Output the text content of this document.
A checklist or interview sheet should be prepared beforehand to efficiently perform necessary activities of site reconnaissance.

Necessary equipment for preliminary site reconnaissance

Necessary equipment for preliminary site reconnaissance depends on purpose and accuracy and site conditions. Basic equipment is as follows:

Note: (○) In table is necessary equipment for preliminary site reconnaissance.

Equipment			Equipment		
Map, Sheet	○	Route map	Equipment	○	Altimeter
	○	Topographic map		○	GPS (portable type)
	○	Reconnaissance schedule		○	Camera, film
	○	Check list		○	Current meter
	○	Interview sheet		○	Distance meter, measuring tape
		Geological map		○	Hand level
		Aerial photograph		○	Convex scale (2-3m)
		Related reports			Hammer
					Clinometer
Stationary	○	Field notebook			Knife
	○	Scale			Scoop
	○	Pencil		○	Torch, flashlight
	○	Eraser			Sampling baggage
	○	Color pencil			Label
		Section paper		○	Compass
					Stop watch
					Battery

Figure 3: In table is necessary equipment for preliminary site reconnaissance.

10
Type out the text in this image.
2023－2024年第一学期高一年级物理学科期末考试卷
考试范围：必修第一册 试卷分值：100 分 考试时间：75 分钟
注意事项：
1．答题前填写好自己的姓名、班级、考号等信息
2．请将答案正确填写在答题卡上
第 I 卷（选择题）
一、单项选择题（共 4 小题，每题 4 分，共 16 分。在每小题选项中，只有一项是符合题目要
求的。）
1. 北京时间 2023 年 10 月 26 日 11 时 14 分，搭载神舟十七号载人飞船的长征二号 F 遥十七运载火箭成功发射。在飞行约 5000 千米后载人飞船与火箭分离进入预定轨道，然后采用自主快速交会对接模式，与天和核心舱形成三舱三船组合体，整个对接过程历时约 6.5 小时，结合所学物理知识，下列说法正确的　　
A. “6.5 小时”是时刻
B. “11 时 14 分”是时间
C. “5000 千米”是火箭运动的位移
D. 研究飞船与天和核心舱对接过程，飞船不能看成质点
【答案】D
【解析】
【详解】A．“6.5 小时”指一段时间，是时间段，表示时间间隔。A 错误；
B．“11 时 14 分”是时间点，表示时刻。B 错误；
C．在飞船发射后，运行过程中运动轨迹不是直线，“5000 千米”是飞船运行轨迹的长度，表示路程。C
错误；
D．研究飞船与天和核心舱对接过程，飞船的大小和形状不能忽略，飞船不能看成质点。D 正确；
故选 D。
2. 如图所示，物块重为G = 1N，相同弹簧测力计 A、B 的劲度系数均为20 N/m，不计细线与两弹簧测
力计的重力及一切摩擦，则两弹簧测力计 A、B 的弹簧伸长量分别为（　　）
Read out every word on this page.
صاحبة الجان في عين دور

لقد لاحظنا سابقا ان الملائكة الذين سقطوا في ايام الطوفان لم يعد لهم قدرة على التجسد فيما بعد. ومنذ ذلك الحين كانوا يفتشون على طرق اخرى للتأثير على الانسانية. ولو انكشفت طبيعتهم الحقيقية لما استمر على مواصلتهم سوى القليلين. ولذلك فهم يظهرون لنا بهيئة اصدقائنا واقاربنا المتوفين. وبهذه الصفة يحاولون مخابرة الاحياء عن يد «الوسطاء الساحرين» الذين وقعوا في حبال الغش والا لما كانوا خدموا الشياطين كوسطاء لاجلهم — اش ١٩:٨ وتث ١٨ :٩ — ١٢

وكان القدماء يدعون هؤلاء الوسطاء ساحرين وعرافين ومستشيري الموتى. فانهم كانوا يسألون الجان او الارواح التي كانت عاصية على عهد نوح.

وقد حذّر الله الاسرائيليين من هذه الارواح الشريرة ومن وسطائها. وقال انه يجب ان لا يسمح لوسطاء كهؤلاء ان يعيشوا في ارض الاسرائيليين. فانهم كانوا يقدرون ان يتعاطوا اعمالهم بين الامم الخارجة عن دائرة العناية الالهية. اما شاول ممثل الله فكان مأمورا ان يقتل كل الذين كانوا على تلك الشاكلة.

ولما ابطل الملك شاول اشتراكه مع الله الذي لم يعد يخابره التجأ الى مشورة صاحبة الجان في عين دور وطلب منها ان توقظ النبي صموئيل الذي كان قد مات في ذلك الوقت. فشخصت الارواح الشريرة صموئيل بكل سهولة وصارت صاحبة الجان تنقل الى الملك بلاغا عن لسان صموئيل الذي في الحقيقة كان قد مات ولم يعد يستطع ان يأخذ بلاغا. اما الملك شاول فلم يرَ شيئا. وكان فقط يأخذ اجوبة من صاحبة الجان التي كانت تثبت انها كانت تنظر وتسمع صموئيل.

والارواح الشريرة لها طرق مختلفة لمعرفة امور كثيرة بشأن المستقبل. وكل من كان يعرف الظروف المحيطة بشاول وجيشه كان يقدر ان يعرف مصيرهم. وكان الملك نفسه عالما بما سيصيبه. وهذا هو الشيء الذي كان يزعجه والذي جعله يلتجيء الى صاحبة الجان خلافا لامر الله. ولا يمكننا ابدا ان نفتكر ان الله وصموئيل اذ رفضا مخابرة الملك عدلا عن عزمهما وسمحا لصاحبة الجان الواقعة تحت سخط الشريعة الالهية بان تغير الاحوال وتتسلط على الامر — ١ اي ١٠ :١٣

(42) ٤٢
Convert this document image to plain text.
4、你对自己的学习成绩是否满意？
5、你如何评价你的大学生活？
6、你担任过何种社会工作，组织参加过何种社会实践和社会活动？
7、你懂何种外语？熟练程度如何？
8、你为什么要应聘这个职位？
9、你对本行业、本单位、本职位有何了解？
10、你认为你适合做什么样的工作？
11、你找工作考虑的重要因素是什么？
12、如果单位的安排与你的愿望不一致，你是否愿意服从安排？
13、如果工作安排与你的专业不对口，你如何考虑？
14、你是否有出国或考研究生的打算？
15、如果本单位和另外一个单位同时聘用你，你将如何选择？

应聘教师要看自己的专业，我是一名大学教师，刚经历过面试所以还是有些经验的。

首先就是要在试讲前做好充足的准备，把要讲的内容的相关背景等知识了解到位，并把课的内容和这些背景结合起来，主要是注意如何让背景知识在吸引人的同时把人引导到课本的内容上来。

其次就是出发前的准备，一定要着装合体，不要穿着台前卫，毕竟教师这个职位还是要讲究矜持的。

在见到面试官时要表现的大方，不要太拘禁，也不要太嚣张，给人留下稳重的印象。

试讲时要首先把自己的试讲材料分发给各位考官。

:::

▸ Given request: Each record must be repeated exactly as it is.

▸ Exercise answer:
Output the text content of this document.
A checklist or interview sheet should be prepared beforehand to efficiently perform necessary activities of site reconnaissance.

Necessary equipment for preliminary site reconnaissance

Necessary equipment for preliminary site reconnaissance depends on purpose and accuracy and site conditions. Basic equipment is as follows:

Note: (○) In table is necessary equipment for preliminary site reconnaissance.

Equipment			Equipment		
Map, Sheet	○	Route map	Equipment	○	Altimeter
	○	Topographic map		○	GPS (portable type)
	○	Reconnaissance schedule		○	Camera, film
	○	Check list		○	Current meter
	○	Interview sheet		○	Distance meter, measuring tape
		Geological map		○	Hand level
		Aerial photograph		○	Convex scale (2-3m)
		Related reports			Hammer
					Clinometer
Stationary	○	Field notebook			Knife
	○	Scale			Scoop
	○	Pencil		○	Torch, flashlight
	○	Eraser			Sampling baggage
	○	Color pencil			Label
		Section paper		○	Compass
					Stop watch
					Battery

Figure 3: In table is necessary equipment for preliminary site reconnaissance.

10
Type out the text in this image.
2023－2024年第一学期高一年级物理学科期末考试卷
考试范围：必修第一册 试卷分值：100 分 考试时间：75 分钟
注意事项：
1．答题前填写好自己的姓名、班级、考号等信息
2．请将答案正确填写在答题卡上
第 I 卷（选择题）
一、单项选择题（共 4 小题，每题 4 分，共 16 分。在每小题选项中，只有一项是符合题目要
求的。）
1. 北京时间 2023 年 10 月 26 日 11 时 14 分，搭载神舟十七号载人飞船的长征二号 F 遥十七运载火箭成功发射。在飞行约 5000 千米后载人飞船与火箭分离进入预定轨道，然后采用自主快速交会对接模式，与天和核心舱形成三舱三船组合体，整个对接过程历时约 6.5 小时，结合所学物理知识，下列说法正确的　　
A. “6.5 小时”是时刻
B. “11 时 14 分”是时间
C. “5000 千米”是火箭运动的位移
D. 研究飞船与天和核心舱对接过程，飞船不能看成质点
【答案】D
【解析】
【详解】A．“6.5 小时”指一段时间，是时间段，表示时间间隔。A 错误；
B．“11 时 14 分”是时间点，表示时刻。B 错误；
C．在飞船发射后，运行过程中运动轨迹不是直线，“5000 千米”是飞船运行轨迹的长度，表示路程。C
错误；
D．研究飞船与天和核心舱对接过程，飞船的大小和形状不能忽略，飞船不能看成质点。D 正确；
故选 D。
2. 如图所示，物块重为G = 1N，相同弹簧测力计 A、B 的劲度系数均为20 N/m，不计细线与两弹簧测
力计的重力及一切摩擦，则两弹簧测力计 A、B 的弹簧伸长量分别为（　　）
Read out every word on this page.
صاحبة الجان في عين دور

لقد لاحظنا سابقا ان الملائكة الذين سقطوا في ايام الطوفان لم يعد لهم قدرة على التجسد فيما بعد. ومنذ ذلك الحين كانوا يفتشون على طرق اخرى للتأثير على الانسانية. ولو انكشفت طبيعتهم الحقيقية لما استمر على مواصلتهم سوى القليلين. ولذلك فهم يظهرون لنا بهيئة اصدقائنا واقاربنا المتوفين. وبهذه الصفة يحاولون مخابرة الاحياء عن يد «الوسطاء الساحرين» الذين وقعوا في حبال الغش والا لما كانوا خدموا الشياطين كوسطاء لاجلهم — اش ١٩:٨ وتث ١٨ :٩ — ١٢

وكان القدماء يدعون هؤلاء الوسطاء ساحرين وعرافين ومستشيري الموتى. فانهم كانوا يسألون الجان او الارواح التي كانت عاصية على عهد نوح.

وقد حذّر الله الاسرائيليين من هذه الارواح الشريرة ومن وسطائها. وقال انه يجب ان لا يسمح لوسطاء كهؤلاء ان يعيشوا في ارض الاسرائيليين. فانهم كانوا يقدرون ان يتعاطوا اعمالهم بين الامم الخارجة عن دائرة العناية الالهية. اما شاول ممثل الله فكان مأمورا ان يقتل كل الذين كانوا على تلك الشاكلة.

ولما ابطل الملك شاول اشتراكه مع الله الذي لم يعد يخابره التجأ الى مشورة صاحبة الجان في عين دور وطلب منها ان توقظ النبي صموئيل الذي كان قد مات في ذلك الوقت. فشخصت الارواح الشريرة صموئيل بكل سهولة وصارت صاحبة الجان تنقل الى الملك بلاغا عن لسان صموئيل الذي في الحقيقة كان قد مات ولم يعد يستطع ان يأخذ بلاغا. اما الملك شاول فلم يرَ شيئا. وكان فقط يأخذ اجوبة من صاحبة الجان التي كانت تثبت انها كانت تنظر وتسمع صموئيل.

والارواح الشريرة لها طرق مختلفة لمعرفة امور كثيرة بشأن المستقبل. وكل من كان يعرف الظروف المحيطة بشاول وجيشه كان يقدر ان يعرف مصيرهم. وكان الملك نفسه عالما بما سيصيبه. وهذا هو الشيء الذي كان يزعجه والذي جعله يلتجيء الى صاحبة الجان خلافا لامر الله. ولا يمكننا ابدا ان نفتكر ان الله وصموئيل اذ رفضا مخابرة الملك عدلا عن عزمهما وسمحا لصاحبة الجان الواقعة تحت سخط الشريعة الالهية بان تغير الاحوال وتتسلط على الامر — ١ اي ١٠ :١٣

(42) ٤٢
Convert this document image to plain text.
4、你对自己的学习成绩是否满意？
5、你如何评价你的大学生活？
6、你担任过何种社会工作，组织参加过何种社会实践和社会活动？
7、你懂何种外语？熟练程度如何？
8、你为什么要应聘这个职位？
9、你对本行业、本单位、本职位有何了解？
10、你认为你适合做什么样的工作？
11、你找工作考虑的重要因素是什么？
12、如果单位的安排与你的愿望不一致，你是否愿意服从安排？
13、如果工作安排与你的专业不对口，你如何考虑？
14、你是否有出国或考研究生的打算？
15、如果本单位和另外一个单位同时聘用你，你将如何选择？

应聘教师要看自己的专业，我是一名大学教师，刚经历过面试所以还是有些经验的。

首先就是要在试讲前做好充足的准备，把要讲的内容的相关背景等知识了解到位，并把课的内容和这些背景结合起来，主要是注意如何让背景知识在吸引人的同时把人引导到课本的内容上来。

其次就是出发前的准备，一定要着装合体，不要穿着台前卫，毕竟教师这个职位还是要讲究矜持的。

在见到面试官时要表现的大方，不要太拘禁，也不要太嚣张，给人留下稳重的印象。

试讲时要首先把自己的试讲材料分发给各位考官。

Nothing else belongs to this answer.